## What is being asked
List, from the lines below, each one with "Wort" in it.

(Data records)
## Begin

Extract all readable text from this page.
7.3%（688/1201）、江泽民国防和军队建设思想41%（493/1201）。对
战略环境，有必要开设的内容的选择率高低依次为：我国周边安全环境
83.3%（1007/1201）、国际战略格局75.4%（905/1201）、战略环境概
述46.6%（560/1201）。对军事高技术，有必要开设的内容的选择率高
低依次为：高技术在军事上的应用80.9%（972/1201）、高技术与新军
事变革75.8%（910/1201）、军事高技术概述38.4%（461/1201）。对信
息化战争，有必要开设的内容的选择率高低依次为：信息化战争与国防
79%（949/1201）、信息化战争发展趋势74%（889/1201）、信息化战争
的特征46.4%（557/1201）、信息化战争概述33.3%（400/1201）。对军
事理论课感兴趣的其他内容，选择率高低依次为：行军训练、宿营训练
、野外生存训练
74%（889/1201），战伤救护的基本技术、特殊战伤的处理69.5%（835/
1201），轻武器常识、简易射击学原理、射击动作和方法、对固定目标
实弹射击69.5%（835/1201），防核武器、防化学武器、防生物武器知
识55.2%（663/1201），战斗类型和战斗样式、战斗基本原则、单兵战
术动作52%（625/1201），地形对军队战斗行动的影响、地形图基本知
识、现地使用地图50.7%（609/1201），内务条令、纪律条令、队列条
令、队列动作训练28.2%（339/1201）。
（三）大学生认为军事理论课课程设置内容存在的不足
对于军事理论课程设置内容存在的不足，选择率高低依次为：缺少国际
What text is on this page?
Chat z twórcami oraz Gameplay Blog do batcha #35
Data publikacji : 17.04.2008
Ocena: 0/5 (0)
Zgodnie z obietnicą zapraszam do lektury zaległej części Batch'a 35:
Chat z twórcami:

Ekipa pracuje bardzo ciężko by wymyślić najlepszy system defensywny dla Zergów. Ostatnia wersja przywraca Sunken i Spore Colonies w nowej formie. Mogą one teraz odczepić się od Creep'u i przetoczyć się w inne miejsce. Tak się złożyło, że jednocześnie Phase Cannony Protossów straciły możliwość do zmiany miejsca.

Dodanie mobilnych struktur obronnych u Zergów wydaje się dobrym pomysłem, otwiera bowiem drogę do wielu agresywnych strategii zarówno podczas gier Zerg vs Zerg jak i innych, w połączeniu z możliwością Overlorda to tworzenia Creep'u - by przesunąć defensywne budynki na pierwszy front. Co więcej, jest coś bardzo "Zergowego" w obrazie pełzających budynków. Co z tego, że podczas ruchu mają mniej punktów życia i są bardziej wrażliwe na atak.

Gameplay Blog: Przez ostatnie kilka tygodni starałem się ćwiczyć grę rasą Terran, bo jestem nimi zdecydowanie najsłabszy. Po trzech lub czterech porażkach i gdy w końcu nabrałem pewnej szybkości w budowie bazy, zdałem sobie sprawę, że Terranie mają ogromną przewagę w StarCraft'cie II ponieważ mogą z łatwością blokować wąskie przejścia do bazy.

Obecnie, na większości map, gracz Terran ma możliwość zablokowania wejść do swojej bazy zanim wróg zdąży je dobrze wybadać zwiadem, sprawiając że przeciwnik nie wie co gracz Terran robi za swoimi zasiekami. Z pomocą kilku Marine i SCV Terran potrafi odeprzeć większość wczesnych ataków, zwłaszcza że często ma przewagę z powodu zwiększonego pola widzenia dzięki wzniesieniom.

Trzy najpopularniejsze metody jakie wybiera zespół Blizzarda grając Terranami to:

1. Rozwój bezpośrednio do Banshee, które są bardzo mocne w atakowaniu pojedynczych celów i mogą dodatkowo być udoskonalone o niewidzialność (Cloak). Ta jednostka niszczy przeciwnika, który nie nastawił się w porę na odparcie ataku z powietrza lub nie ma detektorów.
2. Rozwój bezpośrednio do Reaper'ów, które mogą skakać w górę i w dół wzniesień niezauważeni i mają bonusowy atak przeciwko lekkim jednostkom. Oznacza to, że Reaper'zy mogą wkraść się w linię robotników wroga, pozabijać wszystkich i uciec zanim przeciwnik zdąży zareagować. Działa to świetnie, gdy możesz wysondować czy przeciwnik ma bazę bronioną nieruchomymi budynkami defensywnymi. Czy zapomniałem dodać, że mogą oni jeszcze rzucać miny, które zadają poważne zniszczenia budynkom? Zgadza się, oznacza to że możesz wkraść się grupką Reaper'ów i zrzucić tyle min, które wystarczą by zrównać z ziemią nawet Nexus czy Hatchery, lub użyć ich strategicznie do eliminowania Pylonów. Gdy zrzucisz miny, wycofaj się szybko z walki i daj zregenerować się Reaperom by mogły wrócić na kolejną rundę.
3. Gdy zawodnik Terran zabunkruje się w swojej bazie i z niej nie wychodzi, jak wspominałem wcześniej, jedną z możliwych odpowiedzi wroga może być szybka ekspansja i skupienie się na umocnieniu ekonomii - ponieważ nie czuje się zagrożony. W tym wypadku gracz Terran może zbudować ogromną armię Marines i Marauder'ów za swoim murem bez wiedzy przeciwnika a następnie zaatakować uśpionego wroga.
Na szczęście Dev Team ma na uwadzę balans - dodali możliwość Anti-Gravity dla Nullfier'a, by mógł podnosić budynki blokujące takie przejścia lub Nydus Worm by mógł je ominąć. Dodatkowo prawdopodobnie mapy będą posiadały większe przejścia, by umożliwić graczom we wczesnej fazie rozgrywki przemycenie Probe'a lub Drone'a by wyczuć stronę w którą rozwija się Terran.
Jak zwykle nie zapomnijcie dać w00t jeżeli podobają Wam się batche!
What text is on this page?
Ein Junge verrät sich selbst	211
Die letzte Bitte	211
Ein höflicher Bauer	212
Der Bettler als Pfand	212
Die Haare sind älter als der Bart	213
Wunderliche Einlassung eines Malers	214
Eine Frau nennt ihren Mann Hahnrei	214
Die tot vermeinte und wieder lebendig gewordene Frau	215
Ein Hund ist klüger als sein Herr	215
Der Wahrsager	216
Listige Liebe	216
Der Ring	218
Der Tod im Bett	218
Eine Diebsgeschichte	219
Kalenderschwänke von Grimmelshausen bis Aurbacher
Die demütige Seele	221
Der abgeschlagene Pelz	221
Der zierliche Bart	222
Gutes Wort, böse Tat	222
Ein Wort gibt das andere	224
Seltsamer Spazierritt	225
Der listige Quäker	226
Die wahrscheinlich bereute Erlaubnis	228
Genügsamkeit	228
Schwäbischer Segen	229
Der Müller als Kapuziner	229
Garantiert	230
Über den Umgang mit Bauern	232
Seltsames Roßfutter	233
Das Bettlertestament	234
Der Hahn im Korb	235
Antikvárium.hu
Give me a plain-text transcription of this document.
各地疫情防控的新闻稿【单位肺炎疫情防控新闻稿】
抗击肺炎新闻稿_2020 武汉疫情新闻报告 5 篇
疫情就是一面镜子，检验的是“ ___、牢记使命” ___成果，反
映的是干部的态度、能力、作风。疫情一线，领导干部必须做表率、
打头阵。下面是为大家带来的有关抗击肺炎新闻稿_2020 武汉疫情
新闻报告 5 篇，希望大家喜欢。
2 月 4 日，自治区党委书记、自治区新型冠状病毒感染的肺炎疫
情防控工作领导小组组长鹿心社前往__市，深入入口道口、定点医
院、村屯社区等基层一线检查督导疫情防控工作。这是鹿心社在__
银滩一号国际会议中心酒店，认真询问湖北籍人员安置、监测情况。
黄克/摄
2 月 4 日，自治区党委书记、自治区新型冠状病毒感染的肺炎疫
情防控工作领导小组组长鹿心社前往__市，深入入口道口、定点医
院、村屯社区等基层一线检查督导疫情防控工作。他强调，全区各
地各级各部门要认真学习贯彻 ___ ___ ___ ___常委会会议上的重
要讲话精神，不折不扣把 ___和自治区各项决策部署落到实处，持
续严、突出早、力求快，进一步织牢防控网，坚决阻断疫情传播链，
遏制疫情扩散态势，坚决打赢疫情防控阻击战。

## End

## Exercise result
Gutes Wort, böse Tat	222
Ein Wort gibt das andere	224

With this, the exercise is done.